- [Given records]

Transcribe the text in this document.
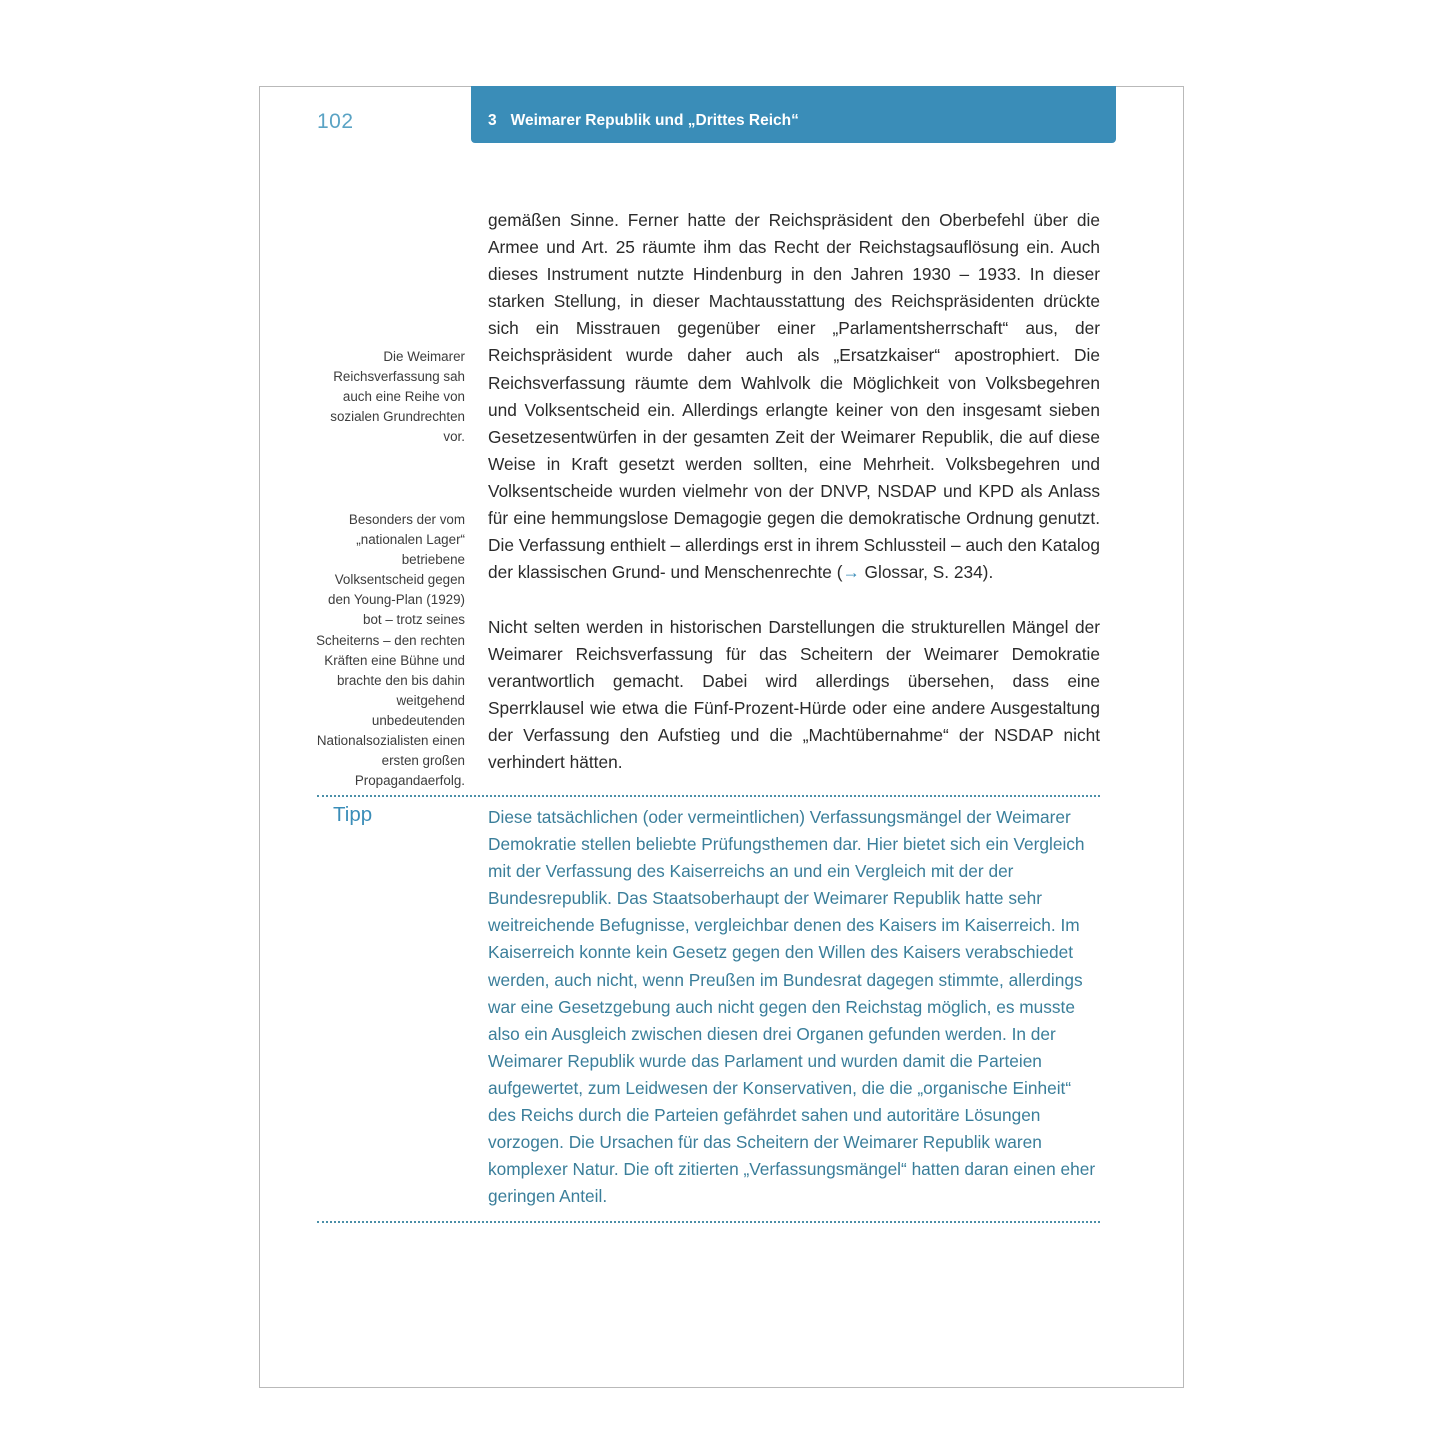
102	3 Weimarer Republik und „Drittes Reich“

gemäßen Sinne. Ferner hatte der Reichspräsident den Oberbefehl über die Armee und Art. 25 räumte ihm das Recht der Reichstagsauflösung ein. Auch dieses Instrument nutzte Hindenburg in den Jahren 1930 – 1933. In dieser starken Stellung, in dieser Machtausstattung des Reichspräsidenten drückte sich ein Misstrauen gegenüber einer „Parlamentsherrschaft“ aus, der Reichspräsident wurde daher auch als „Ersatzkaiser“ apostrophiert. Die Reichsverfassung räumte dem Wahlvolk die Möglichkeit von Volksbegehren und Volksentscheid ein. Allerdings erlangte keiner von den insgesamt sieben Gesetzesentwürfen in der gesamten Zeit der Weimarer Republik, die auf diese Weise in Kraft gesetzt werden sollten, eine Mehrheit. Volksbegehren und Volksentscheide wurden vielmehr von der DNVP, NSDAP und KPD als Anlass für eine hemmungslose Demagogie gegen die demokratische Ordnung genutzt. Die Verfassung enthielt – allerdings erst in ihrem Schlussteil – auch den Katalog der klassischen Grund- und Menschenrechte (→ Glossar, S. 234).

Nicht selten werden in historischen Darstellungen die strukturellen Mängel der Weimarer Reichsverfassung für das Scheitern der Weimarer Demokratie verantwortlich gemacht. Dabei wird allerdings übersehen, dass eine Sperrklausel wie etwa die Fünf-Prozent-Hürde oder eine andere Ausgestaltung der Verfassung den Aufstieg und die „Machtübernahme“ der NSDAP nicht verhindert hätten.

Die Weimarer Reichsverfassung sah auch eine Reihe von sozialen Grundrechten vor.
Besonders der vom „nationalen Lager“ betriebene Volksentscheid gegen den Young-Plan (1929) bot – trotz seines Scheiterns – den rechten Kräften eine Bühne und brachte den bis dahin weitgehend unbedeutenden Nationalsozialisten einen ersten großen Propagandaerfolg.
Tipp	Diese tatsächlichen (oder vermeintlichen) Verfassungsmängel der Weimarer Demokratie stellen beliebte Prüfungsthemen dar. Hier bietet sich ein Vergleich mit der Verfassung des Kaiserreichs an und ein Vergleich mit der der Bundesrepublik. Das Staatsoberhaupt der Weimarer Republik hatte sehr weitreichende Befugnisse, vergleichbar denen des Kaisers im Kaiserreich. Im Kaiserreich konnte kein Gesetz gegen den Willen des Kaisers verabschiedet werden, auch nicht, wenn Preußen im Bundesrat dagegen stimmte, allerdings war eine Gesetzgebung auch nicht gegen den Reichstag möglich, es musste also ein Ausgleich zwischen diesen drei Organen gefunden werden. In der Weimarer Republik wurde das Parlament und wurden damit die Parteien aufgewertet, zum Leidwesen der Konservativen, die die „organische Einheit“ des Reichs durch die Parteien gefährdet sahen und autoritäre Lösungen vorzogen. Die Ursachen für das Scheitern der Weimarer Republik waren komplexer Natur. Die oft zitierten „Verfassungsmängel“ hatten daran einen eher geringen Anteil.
--
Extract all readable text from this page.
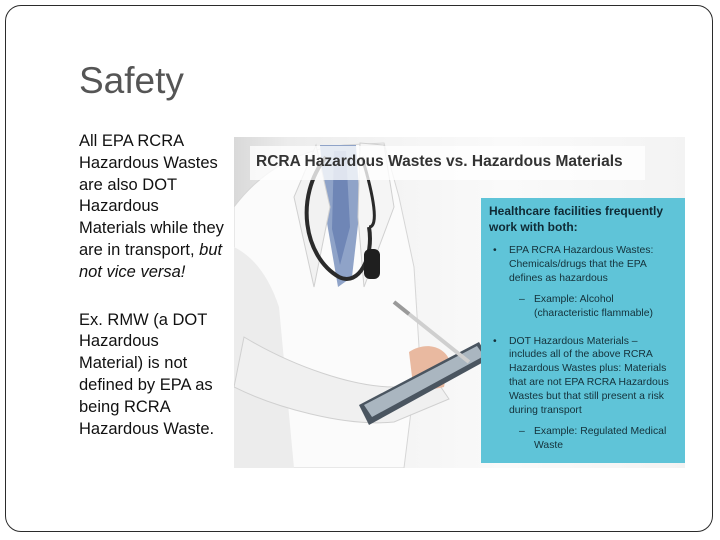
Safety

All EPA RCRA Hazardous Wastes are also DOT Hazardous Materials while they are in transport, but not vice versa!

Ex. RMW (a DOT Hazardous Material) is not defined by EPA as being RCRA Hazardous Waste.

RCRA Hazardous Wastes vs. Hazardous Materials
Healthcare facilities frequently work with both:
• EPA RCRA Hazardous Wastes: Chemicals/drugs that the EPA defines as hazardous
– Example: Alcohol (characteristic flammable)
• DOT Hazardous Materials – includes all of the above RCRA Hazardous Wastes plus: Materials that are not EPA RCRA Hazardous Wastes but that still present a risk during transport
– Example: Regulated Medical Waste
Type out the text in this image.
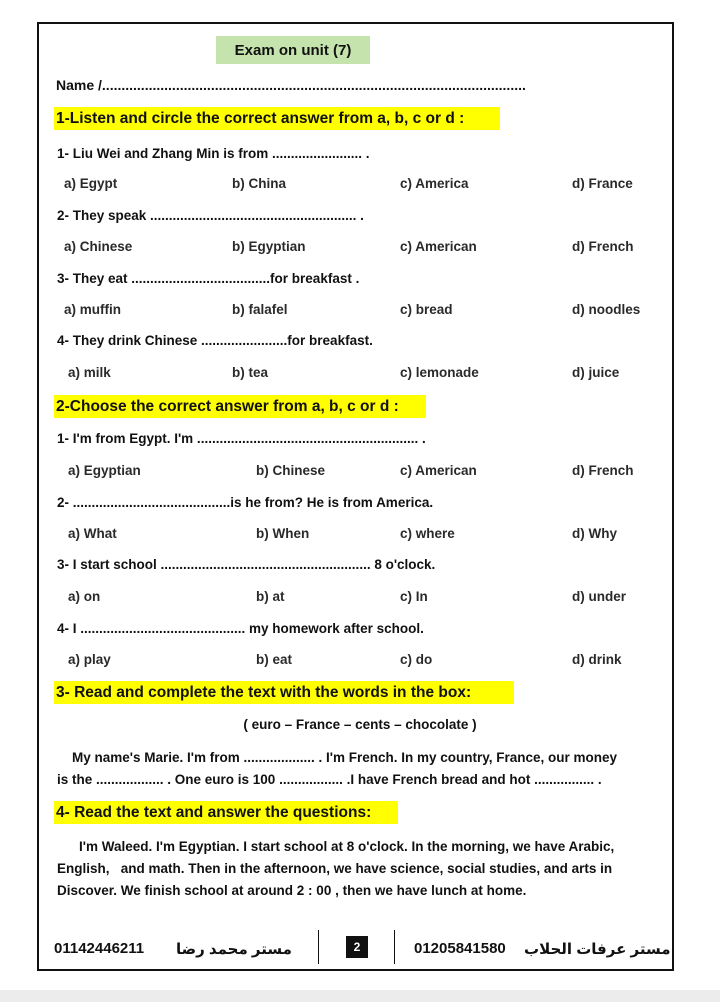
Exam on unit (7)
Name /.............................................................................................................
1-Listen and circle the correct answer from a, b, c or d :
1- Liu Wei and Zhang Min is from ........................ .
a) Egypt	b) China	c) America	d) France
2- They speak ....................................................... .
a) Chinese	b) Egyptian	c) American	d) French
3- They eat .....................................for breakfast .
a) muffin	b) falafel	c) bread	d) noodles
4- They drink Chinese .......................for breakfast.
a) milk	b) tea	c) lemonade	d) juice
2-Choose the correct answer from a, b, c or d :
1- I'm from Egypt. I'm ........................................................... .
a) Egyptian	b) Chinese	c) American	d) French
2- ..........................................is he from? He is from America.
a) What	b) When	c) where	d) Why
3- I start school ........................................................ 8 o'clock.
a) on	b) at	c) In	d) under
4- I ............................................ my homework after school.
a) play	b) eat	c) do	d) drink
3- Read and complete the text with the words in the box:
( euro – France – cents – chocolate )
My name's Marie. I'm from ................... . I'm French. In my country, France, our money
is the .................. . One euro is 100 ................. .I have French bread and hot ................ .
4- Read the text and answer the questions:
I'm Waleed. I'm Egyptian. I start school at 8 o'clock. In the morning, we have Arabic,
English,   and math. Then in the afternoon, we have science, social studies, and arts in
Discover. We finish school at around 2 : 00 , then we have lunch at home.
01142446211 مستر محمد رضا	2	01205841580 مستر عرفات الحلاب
==
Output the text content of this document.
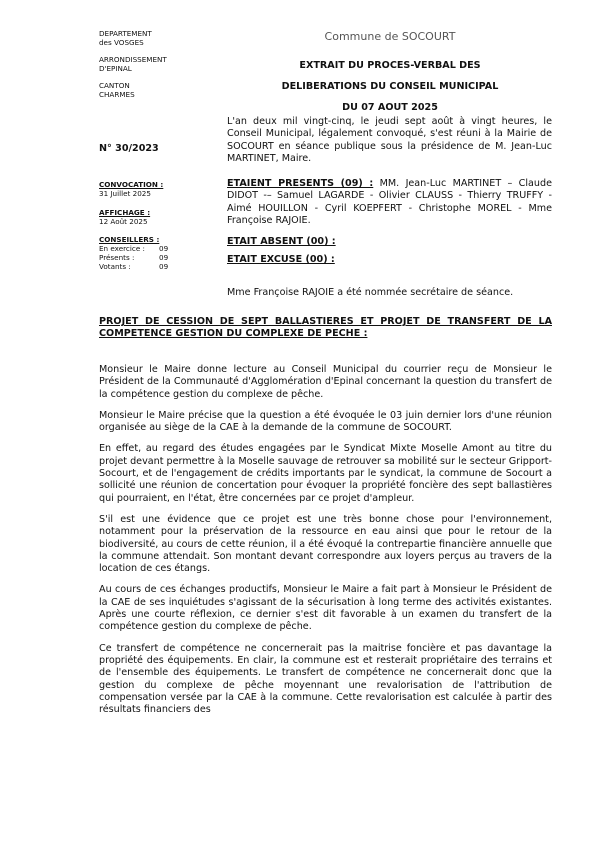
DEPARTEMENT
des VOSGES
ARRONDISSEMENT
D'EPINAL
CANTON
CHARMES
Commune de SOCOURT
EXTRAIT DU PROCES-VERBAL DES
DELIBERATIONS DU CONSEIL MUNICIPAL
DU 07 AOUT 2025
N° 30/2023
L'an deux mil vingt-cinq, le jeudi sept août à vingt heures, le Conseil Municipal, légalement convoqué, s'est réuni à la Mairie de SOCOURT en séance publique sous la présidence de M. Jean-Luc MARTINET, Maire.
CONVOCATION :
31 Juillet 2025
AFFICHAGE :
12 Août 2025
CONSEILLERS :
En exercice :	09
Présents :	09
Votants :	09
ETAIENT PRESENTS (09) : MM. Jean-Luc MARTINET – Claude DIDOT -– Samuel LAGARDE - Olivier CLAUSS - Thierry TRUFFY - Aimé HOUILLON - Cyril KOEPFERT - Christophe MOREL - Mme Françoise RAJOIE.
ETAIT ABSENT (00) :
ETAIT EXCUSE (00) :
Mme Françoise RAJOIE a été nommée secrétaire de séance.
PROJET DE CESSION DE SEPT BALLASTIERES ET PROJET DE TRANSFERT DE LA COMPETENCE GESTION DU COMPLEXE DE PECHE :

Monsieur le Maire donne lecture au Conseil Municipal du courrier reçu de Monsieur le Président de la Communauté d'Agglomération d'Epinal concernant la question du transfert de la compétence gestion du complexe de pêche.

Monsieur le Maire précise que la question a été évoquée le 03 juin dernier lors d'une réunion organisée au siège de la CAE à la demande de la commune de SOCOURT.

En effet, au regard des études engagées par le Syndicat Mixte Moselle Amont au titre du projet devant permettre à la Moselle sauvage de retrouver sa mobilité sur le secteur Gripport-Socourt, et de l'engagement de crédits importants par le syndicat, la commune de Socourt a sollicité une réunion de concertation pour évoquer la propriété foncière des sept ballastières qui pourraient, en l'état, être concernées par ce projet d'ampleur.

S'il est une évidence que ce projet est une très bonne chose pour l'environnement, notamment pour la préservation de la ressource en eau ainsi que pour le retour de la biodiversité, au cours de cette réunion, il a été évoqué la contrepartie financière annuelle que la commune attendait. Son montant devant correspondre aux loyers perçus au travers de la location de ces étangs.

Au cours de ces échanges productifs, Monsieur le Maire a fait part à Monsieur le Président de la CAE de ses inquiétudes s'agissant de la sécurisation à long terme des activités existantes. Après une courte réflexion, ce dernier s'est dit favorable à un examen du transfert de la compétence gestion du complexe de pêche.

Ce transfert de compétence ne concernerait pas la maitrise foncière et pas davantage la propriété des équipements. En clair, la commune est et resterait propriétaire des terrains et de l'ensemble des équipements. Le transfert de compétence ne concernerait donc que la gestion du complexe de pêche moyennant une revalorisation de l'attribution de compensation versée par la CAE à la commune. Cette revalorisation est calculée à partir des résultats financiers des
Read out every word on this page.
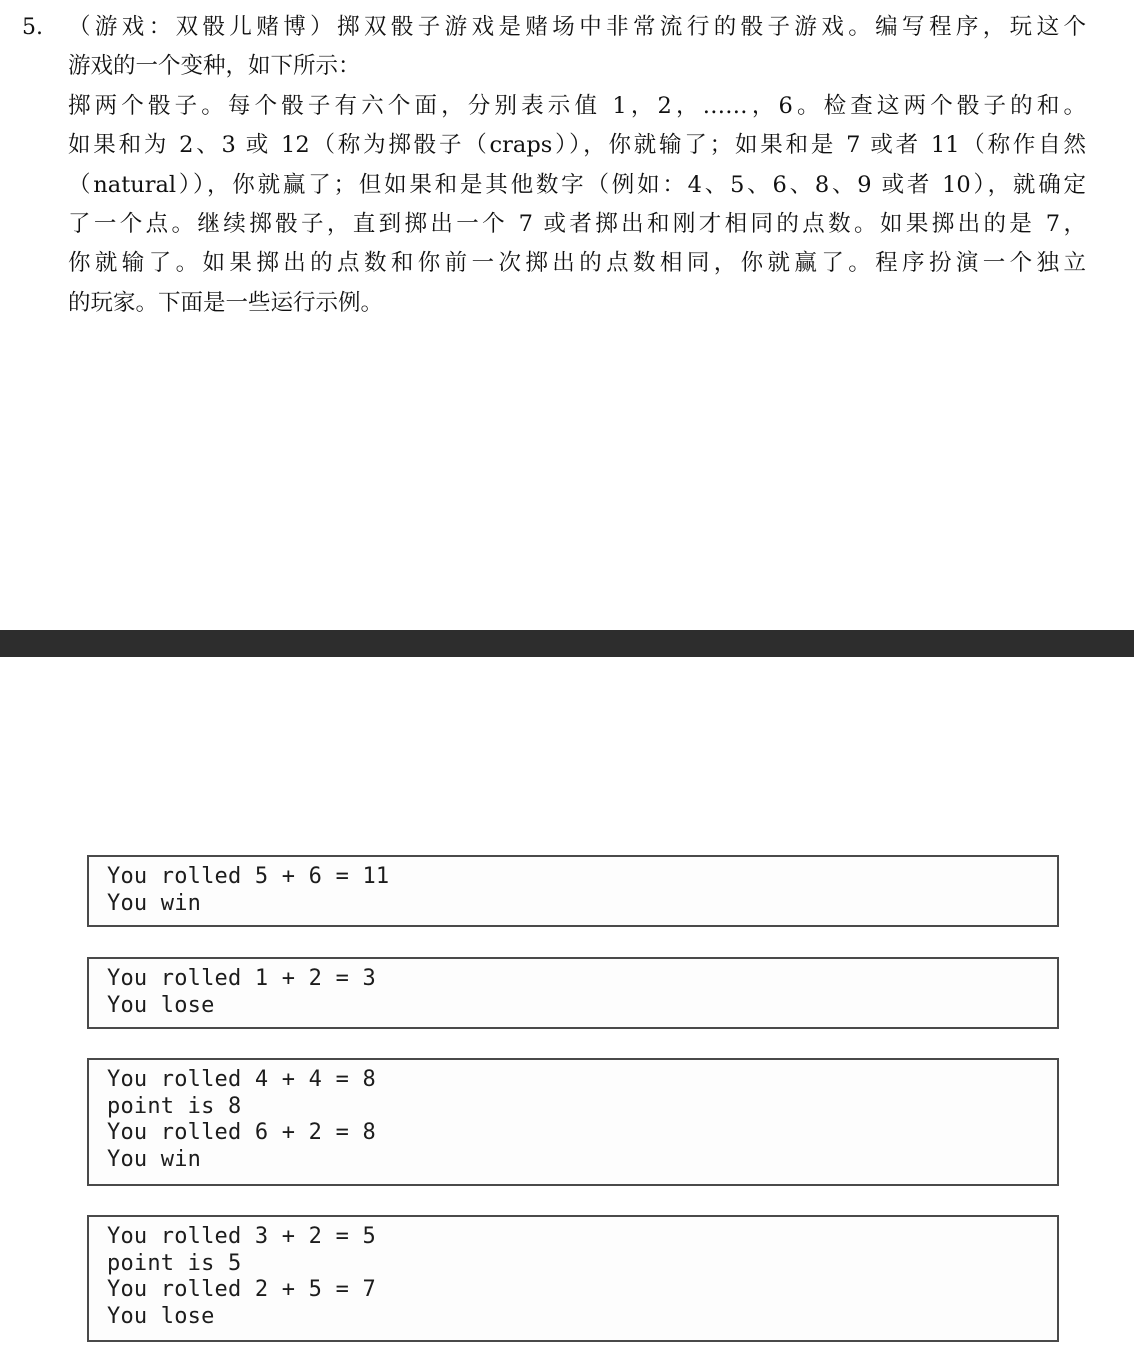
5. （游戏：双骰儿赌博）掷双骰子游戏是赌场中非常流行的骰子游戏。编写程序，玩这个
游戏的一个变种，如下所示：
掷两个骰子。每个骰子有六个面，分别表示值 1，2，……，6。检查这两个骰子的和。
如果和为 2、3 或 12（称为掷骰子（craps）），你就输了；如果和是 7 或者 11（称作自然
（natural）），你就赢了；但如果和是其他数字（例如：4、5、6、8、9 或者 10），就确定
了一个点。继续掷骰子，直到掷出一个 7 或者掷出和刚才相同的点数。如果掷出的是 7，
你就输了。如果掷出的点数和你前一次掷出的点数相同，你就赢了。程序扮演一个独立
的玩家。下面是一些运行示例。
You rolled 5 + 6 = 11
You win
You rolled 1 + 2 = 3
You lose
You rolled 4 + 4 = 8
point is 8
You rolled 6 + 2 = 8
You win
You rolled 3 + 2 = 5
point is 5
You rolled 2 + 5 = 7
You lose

- [What to produce] In the entries above, how many lines contain the word "cours"? Answer with the number only.

- [Worked solution] 2